▶ **What needs to be done**:
Each line of the listing that contains the word "this" is to be copied.

━━━ Data for the task ━━━

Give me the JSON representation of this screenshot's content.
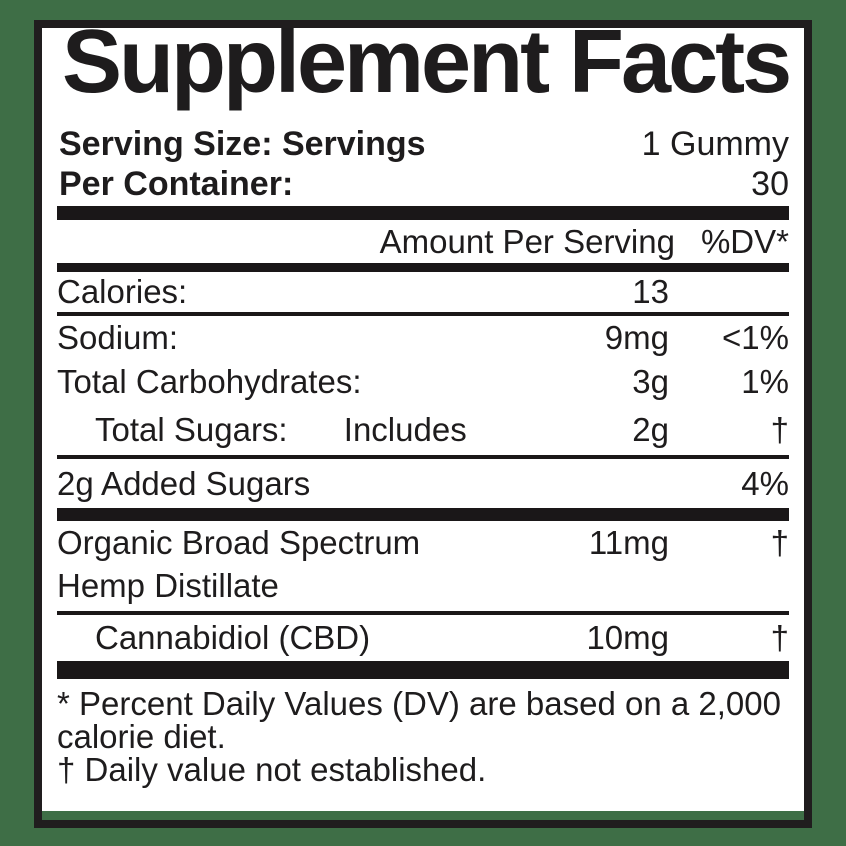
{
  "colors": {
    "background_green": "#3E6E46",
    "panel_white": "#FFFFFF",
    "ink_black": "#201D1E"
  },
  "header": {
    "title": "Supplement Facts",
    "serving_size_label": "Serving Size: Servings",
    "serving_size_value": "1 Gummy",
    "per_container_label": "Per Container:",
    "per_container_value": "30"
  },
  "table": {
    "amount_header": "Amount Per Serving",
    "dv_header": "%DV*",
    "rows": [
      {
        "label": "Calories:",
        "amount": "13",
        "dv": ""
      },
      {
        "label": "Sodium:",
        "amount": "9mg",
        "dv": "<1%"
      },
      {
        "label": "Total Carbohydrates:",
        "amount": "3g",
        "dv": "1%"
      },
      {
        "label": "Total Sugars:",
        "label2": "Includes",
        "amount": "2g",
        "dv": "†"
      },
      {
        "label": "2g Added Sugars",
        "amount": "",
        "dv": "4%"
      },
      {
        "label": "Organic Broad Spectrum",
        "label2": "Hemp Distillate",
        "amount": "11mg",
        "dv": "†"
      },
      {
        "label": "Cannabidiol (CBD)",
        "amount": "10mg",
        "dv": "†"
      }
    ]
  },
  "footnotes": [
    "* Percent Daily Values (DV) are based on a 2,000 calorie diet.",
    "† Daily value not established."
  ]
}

━━━
━━━ Data for the task ━━━

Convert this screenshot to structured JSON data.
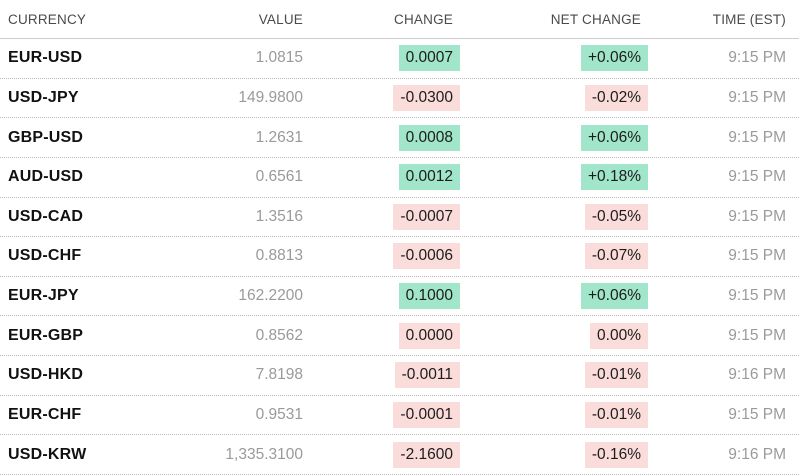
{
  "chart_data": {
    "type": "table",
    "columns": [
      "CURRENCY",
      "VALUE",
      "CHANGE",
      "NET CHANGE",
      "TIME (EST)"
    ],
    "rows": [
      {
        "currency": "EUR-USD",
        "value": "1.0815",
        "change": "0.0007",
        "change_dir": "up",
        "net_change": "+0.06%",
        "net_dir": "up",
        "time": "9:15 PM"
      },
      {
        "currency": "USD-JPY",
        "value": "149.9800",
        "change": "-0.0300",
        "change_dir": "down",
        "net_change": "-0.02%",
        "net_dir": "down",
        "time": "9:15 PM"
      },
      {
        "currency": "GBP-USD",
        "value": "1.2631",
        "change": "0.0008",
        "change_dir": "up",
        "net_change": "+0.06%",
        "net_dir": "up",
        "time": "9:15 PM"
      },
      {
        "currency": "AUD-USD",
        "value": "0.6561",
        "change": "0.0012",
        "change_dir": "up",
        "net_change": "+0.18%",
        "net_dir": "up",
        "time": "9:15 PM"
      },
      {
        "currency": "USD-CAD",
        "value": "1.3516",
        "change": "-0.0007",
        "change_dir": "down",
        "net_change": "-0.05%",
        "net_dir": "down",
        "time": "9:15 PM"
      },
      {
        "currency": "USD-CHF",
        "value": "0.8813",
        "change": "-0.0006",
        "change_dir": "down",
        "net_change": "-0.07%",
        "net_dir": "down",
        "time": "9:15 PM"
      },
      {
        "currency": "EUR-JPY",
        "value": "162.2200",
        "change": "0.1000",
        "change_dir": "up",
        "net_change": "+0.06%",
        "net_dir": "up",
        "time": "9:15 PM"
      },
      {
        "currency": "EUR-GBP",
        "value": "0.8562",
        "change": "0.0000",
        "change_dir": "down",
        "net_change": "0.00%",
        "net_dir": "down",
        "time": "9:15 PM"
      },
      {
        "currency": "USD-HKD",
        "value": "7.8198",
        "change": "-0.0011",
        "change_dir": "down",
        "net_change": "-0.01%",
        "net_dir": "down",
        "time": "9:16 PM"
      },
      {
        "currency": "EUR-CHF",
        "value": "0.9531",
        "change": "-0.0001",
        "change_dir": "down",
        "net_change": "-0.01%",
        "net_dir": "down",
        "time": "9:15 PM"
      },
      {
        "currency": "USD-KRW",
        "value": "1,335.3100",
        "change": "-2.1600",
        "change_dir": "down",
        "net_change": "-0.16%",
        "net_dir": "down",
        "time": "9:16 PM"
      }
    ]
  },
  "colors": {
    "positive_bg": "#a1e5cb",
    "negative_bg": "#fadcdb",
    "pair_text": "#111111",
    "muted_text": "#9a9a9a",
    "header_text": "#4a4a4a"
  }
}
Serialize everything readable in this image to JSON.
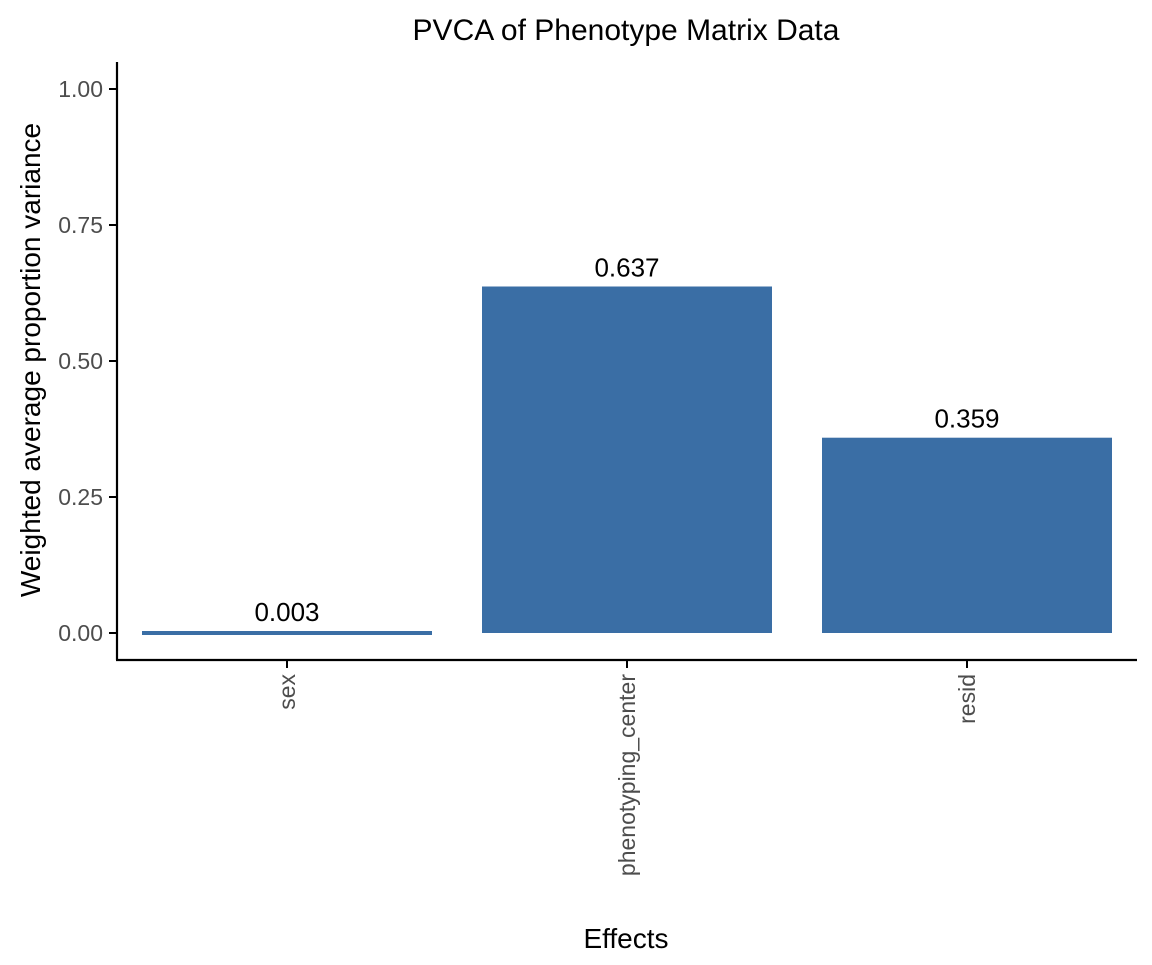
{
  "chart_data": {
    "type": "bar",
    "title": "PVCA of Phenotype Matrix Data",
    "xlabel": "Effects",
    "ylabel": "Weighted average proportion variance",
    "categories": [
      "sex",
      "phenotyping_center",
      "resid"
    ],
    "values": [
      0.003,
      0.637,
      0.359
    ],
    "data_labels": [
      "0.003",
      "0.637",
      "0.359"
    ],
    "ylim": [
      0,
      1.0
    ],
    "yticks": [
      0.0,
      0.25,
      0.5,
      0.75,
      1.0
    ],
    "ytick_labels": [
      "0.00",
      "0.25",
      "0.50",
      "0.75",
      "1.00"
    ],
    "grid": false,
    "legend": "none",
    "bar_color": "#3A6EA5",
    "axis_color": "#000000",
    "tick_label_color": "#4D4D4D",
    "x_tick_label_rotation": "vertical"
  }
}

━━━

▶ **The result**:
Give me the JSON representation of this screenshot's content.
Convert this screenshot to structured JSON data.
Serialize everything readable in this image to JSON.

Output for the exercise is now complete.